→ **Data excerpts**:
########

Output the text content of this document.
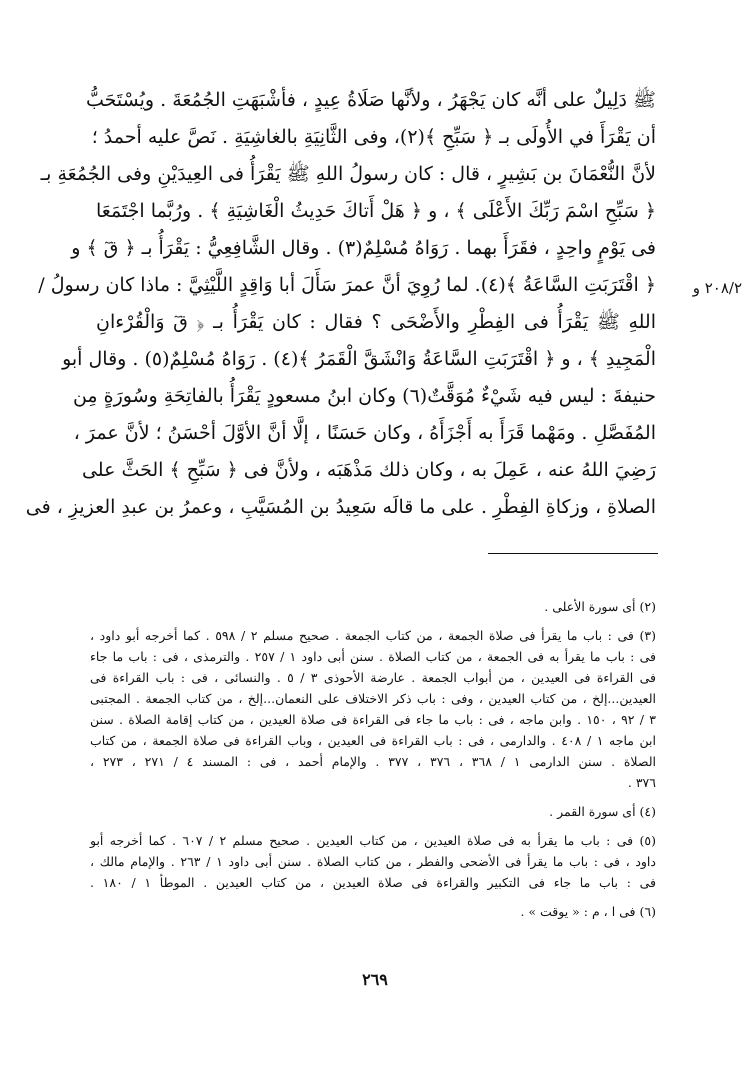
ﷺ دَلِيلٌ على أنَّه كان يَجْهَرُ ، ولأنَّها صَلَاةُ عِيدٍ ، فأشْبَهَتِ الجُمُعَةَ . ويُسْتَحَبُّ
أن يَقْرَأَ في الأُولَى بـ ﴿ سَبِّحِ ﴾(٢)، وفى الثَّانِيَةِ بالغاشِيَةِ . نَصَّ عليه أحمدُ ؛
لأنَّ النُّعْمَانَ بن بَشِيرٍ ، قال : كان رسولُ اللهِ ﷺ يَقْرَأُ فى العِيدَيْنِ وفى الجُمُعَةِ بـ
﴿ سَبِّحِ اسْمَ رَبِّكَ الأَعْلَى ﴾ ، و ﴿ هَلْ أَتاكَ حَدِيثُ الْغَاشِيَةِ ﴾ . ورُبَّما اجْتَمَعَا
فى يَوْمٍ واحِدٍ ، فقَرَأَ بهما . رَوَاهُ مُسْلِمٌ(٣) . وقال الشَّافِعِيُّ : يَقْرَأُ بـ ﴿ قٓ ﴾ و
﴿ اقْتَرَبَتِ السَّاعَةُ ﴾(٤). لما رُوِيَ أنَّ عمرَ سَأَلَ أبا وَاقِدٍ اللَّيْثِيَّ : ماذا كان رسولُ /
اللهِ ﷺ يَقْرَأُ فى الفِطْرِ والأَضْحَى ؟ فقال : كان يَقْرَأُ بـ ﴿ قٓ وَالْقُرْءانِ
الْمَجِيدِ ﴾ ، و ﴿ اقْتَرَبَتِ السَّاعَةُ وَانْشَقَّ الْقَمَرُ ﴾(٤) . رَوَاهُ مُسْلِمٌ(٥) . وقال أبو
حنيفةَ : ليس فيه شَيْءٌ مُوَقَّتٌ(٦) وكان ابنُ مسعودٍ يَقْرَأُ بالفاتِحَةِ وسُورَةٍ مِن
المُفَصَّلِ . ومَهْما قَرَأَ به أَجْزَأَهُ ، وكان حَسَنًا ، إلَّا أنَّ الأوَّلَ أحْسَنُ ؛ لأنَّ عمرَ ،
رَضِيَ اللهُ عنه ، عَمِلَ به ، وكان ذلك مَذْهَبَه ، ولأنَّ فى ﴿ سَبِّحِ ﴾ الحَثَّ على
الصلاةِ ، وزكاةِ الفِطْرِ . على ما قالَه سَعِيدُ بن المُسَيَّبِ ، وعمرُ بن عبدِ العزيزِ ، فى
٢٠٨/٢ و
(٢) أى سورة الأعلى .
(٣) فى : باب ما يقرأ فى صلاة الجمعة ، من كتاب الجمعة . صحيح مسلم ٢ / ٥٩٨ . كما أخرجه أبو داود ،
فى : باب ما يقرأ به فى الجمعة ، من كتاب الصلاة . سنن أبى داود ١ / ٢٥٧ . والترمذى ، فى : باب ما جاء
فى القراءة فى العيدين ، من أبواب الجمعة . عارضة الأحوذى ٣ / ٥ . والنسائى ، فى : باب القراءة فى
العيدين...إلخ ، من كتاب العيدين ، وفى : باب ذكر الاختلاف على النعمان...إلخ ، من كتاب الجمعة . المجتبى
٣ / ٩٢ ، ١٥٠ . وابن ماجه ، فى : باب ما جاء فى القراءة فى صلاة العيدين ، من كتاب إقامة الصلاة . سنن
ابن ماجه ١ / ٤٠٨ . والدارمى ، فى : باب القراءة فى العيدين ، وباب القراءة فى صلاة الجمعة ، من كتاب
الصلاة . سنن الدارمى ١ / ٣٦٨ ، ٣٧٦ ، ٣٧٧ . والإمام أحمد ، فى : المسند ٤ / ٢٧١ ، ٢٧٣ ،
٣٧٦ .
(٤) أى سورة القمر .
(٥) فى : باب ما يقرأ به فى صلاة العيدين ، من كتاب العيدين . صحيح مسلم ٢ / ٦٠٧ . كما أخرجه أبو
داود ، فى : باب ما يقرأ فى الأضحى والفطر ، من كتاب الصلاة . سنن أبى داود ١ / ٢٦٣ . والإمام مالك ،
فى : باب ما جاء فى التكبير والقراءة فى صلاة العيدين ، من كتاب العيدين . الموطأ ١ / ١٨٠ .
(٦) فى ا ، م : « يوقت » .
٢٦٩
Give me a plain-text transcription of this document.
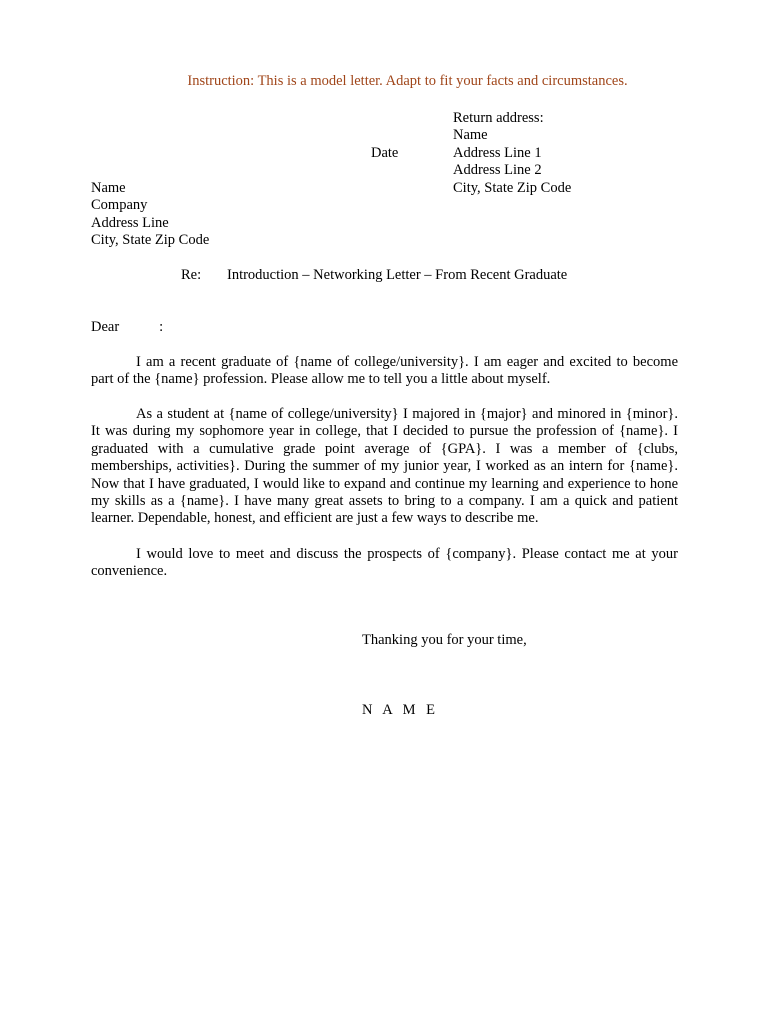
Instruction: This is a model letter. Adapt to fit your facts and circumstances.
Return address:
Name
Address Line 1
Address Line 2
City, State Zip Code
Date
Name
Company
Address Line
City, State Zip Code
Re: Introduction – Networking Letter – From Recent Graduate
Dear	:
I am a recent graduate of {name of college/university}. I am eager and excited to become part of the {name} profession. Please allow me to tell you a little about myself.
As a student at {name of college/university} I majored in {major} and minored in {minor}. It was during my sophomore year in college, that I decided to pursue the profession of {name}. I graduated with a cumulative grade point average of {GPA}. I was a member of {clubs, memberships, activities}. During the summer of my junior year, I worked as an intern for {name}. Now that I have graduated, I would like to expand and continue my learning and experience to hone my skills as a {name}. I have many great assets to bring to a company. I am a quick and patient learner. Dependable, honest, and efficient are just a few ways to describe me.
I would love to meet and discuss the prospects of {company}. Please contact me at your convenience.
Thanking you for your time,
N A M E
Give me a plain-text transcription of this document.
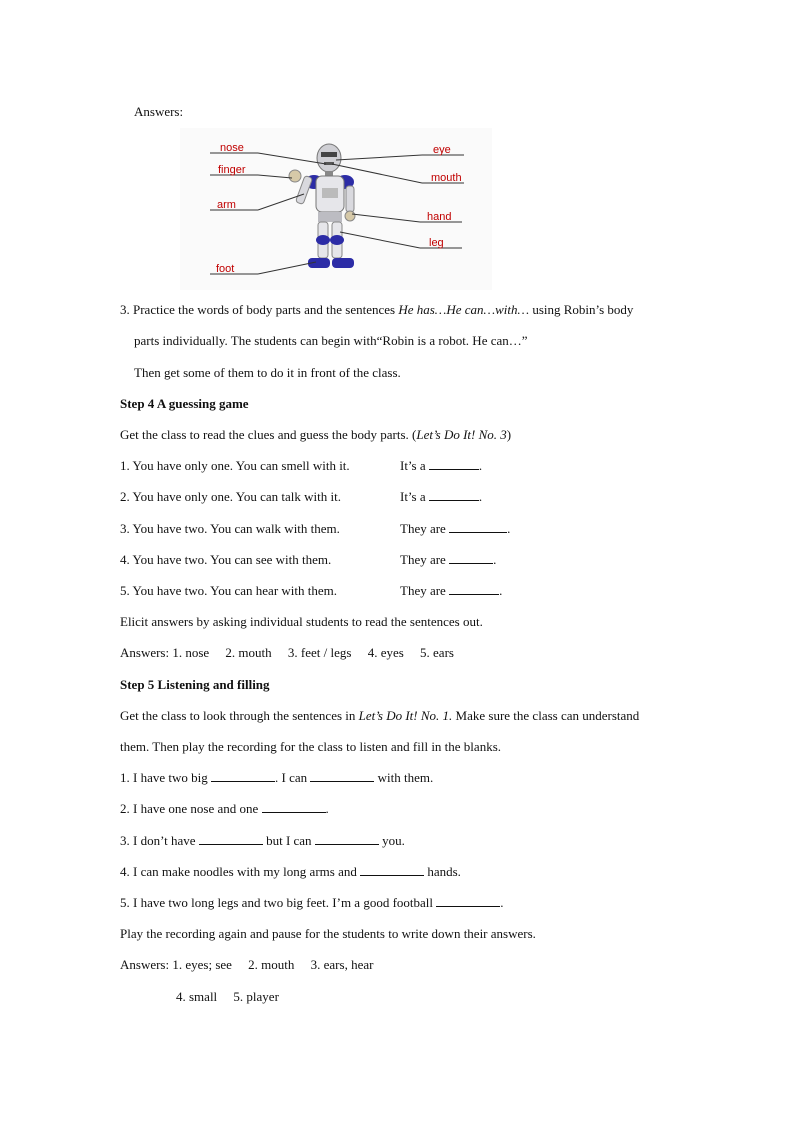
Answers:
nose
finger
arm
foot
eye
mouth
hand
leg
3. Practice the words of body parts and the sentences He has…He can…with… using Robin’s body
parts individually. The students can begin with“Robin is a robot. He can…”
Then get some of them to do it in front of the class.
Step 4 A guessing game
Get the class to read the clues and guess the body parts. (Let’s Do It! No. 3)
1. You have only one. You can smell with it.	It’s a	.
2. You have only one. You can talk with it.	It’s a	.
3. You have two. You can walk with them.	They are	.
4. You have two. You can see with them.	They are	.
5. You have two. You can hear with them.	They are	.
Elicit answers by asking individual students to read the sentences out.
Answers: 1. nose     2. mouth     3. feet / legs     4. eyes     5. ears
Step 5 Listening and filling
Get the class to look through the sentences in Let’s Do It! No. 1. Make sure the class can understand
them. Then play the recording for the class to listen and fill in the blanks.
1. I have two big	. I can	with them.
2. I have one nose and one	.
3. I don’t have	but I can	you.
4. I can make noodles with my long arms and	hands.
5. I have two long legs and two big feet. I’m a good football	.
Play the recording again and pause for the students to write down their answers.
Answers: 1. eyes; see     2. mouth     3. ears, hear
4. small     5. player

########

Which lines of the material contain the string "with"? List each of them.

As a student at {name of college/university} I majored in {major} and minored in {minor}. It was during my sophomore year in college, that I decided to pursue the profession of {name}. I graduated with a cumulative grade point average of {GPA}. I was a member of {clubs, memberships, activities}. During the summer of my junior year, I worked as an intern for {name}. Now that I have graduated, I would like to expand and continue my learning and experience to hone my skills as a {name}. I have many great assets to bring to a company. I am a quick and patient learner. Dependable, honest, and efficient are just a few ways to describe me.
3. Practice the words of body parts and the sentences He has…He can…with… using Robin’s body
parts individually. The students can begin with“Robin is a robot. He can…”
1. You have only one. You can smell with it.	It’s a	.
2. You have only one. You can talk with it.	It’s a	.
3. You have two. You can walk with them.	They are	.
4. You have two. You can see with them.	They are	.
5. You have two. You can hear with them.	They are	.
1. I have two big	. I can	with them.
4. I can make noodles with my long arms and	hands.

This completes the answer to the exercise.